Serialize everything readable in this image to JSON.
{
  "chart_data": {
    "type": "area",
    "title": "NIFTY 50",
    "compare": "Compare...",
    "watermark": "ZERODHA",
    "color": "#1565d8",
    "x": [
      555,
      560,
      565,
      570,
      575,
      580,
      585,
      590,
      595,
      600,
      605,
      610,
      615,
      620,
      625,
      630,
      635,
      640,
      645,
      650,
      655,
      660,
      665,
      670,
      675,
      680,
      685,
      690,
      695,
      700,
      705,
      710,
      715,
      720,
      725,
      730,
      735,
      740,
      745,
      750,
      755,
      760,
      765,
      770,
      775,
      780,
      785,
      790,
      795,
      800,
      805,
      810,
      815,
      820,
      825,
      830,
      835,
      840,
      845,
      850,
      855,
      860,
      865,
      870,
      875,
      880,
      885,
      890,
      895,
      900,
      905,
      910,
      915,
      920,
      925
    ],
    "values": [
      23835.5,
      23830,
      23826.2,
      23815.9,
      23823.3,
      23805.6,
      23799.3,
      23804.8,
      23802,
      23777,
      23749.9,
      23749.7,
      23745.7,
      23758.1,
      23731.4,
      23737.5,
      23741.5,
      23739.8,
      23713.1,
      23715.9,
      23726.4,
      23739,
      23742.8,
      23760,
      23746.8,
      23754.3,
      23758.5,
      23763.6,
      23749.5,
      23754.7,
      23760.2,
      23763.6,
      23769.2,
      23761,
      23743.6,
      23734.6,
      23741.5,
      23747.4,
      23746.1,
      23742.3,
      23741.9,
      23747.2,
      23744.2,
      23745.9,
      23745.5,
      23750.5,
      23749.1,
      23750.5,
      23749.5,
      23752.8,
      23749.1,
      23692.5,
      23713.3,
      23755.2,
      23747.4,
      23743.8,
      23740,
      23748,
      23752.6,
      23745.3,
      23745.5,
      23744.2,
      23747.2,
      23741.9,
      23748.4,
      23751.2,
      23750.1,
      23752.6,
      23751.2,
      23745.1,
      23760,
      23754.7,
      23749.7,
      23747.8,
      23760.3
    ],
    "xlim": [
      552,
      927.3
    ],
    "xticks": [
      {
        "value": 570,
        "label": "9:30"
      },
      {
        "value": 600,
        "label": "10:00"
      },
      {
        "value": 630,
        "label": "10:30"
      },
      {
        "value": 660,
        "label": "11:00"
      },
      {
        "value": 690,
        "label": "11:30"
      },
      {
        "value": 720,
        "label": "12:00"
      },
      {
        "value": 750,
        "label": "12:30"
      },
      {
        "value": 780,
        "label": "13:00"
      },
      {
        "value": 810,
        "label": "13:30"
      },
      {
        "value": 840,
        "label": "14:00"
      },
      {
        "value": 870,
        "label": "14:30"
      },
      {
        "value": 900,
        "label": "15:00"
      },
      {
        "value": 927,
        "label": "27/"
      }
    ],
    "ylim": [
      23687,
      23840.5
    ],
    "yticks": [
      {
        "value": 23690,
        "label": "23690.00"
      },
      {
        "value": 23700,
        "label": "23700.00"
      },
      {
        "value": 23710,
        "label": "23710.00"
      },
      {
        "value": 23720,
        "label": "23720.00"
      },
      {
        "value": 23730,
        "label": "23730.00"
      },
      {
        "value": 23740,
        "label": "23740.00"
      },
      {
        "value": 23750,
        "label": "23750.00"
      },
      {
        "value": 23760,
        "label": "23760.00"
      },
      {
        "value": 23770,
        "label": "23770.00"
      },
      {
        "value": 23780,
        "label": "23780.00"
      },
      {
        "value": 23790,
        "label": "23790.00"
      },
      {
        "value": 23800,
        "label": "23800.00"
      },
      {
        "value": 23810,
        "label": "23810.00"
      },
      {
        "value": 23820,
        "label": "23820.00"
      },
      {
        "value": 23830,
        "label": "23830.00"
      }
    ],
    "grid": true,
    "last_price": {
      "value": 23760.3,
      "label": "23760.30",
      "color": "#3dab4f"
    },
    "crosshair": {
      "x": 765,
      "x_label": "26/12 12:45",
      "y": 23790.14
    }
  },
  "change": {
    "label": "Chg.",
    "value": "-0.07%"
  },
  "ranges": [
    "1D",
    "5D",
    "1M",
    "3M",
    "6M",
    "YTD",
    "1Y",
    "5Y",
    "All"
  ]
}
──────────
• [What to do] Recopy the entries above exactly, with every line included.

• [Finished task]
Serialize everything readable in this image to JSON.
{
  "chart_data": {
    "type": "area",
    "title": "NIFTY 50",
    "compare": "Compare...",
    "watermark": "ZERODHA",
    "color": "#1565d8",
    "x": [
      555,
      560,
      565,
      570,
      575,
      580,
      585,
      590,
      595,
      600,
      605,
      610,
      615,
      620,
      625,
      630,
      635,
      640,
      645,
      650,
      655,
      660,
      665,
      670,
      675,
      680,
      685,
      690,
      695,
      700,
      705,
      710,
      715,
      720,
      725,
      730,
      735,
      740,
      745,
      750,
      755,
      760,
      765,
      770,
      775,
      780,
      785,
      790,
      795,
      800,
      805,
      810,
      815,
      820,
      825,
      830,
      835,
      840,
      845,
      850,
      855,
      860,
      865,
      870,
      875,
      880,
      885,
      890,
      895,
      900,
      905,
      910,
      915,
      920,
      925
    ],
    "values": [
      23835.5,
      23830,
      23826.2,
      23815.9,
      23823.3,
      23805.6,
      23799.3,
      23804.8,
      23802,
      23777,
      23749.9,
      23749.7,
      23745.7,
      23758.1,
      23731.4,
      23737.5,
      23741.5,
      23739.8,
      23713.1,
      23715.9,
      23726.4,
      23739,
      23742.8,
      23760,
      23746.8,
      23754.3,
      23758.5,
      23763.6,
      23749.5,
      23754.7,
      23760.2,
      23763.6,
      23769.2,
      23761,
      23743.6,
      23734.6,
      23741.5,
      23747.4,
      23746.1,
      23742.3,
      23741.9,
      23747.2,
      23744.2,
      23745.9,
      23745.5,
      23750.5,
      23749.1,
      23750.5,
      23749.5,
      23752.8,
      23749.1,
      23692.5,
      23713.3,
      23755.2,
      23747.4,
      23743.8,
      23740,
      23748,
      23752.6,
      23745.3,
      23745.5,
      23744.2,
      23747.2,
      23741.9,
      23748.4,
      23751.2,
      23750.1,
      23752.6,
      23751.2,
      23745.1,
      23760,
      23754.7,
      23749.7,
      23747.8,
      23760.3
    ],
    "xlim": [
      552,
      927.3
    ],
    "xticks": [
      {
        "value": 570,
        "label": "9:30"
      },
      {
        "value": 600,
        "label": "10:00"
      },
      {
        "value": 630,
        "label": "10:30"
      },
      {
        "value": 660,
        "label": "11:00"
      },
      {
        "value": 690,
        "label": "11:30"
      },
      {
        "value": 720,
        "label": "12:00"
      },
      {
        "value": 750,
        "label": "12:30"
      },
      {
        "value": 780,
        "label": "13:00"
      },
      {
        "value": 810,
        "label": "13:30"
      },
      {
        "value": 840,
        "label": "14:00"
      },
      {
        "value": 870,
        "label": "14:30"
      },
      {
        "value": 900,
        "label": "15:00"
      },
      {
        "value": 927,
        "label": "27/"
      }
    ],
    "ylim": [
      23687,
      23840.5
    ],
    "yticks": [
      {
        "value": 23690,
        "label": "23690.00"
      },
      {
        "value": 23700,
        "label": "23700.00"
      },
      {
        "value": 23710,
        "label": "23710.00"
      },
      {
        "value": 23720,
        "label": "23720.00"
      },
      {
        "value": 23730,
        "label": "23730.00"
      },
      {
        "value": 23740,
        "label": "23740.00"
      },
      {
        "value": 23750,
        "label": "23750.00"
      },
      {
        "value": 23760,
        "label": "23760.00"
      },
      {
        "value": 23770,
        "label": "23770.00"
      },
      {
        "value": 23780,
        "label": "23780.00"
      },
      {
        "value": 23790,
        "label": "23790.00"
      },
      {
        "value": 23800,
        "label": "23800.00"
      },
      {
        "value": 23810,
        "label": "23810.00"
      },
      {
        "value": 23820,
        "label": "23820.00"
      },
      {
        "value": 23830,
        "label": "23830.00"
      }
    ],
    "grid": true,
    "last_price": {
      "value": 23760.3,
      "label": "23760.30",
      "color": "#3dab4f"
    },
    "crosshair": {
      "x": 765,
      "x_label": "26/12 12:45",
      "y": 23790.14
    }
  },
  "change": {
    "label": "Chg.",
    "value": "-0.07%"
  },
  "ranges": [
    "1D",
    "5D",
    "1M",
    "3M",
    "6M",
    "YTD",
    "1Y",
    "5Y",
    "All"
  ]
}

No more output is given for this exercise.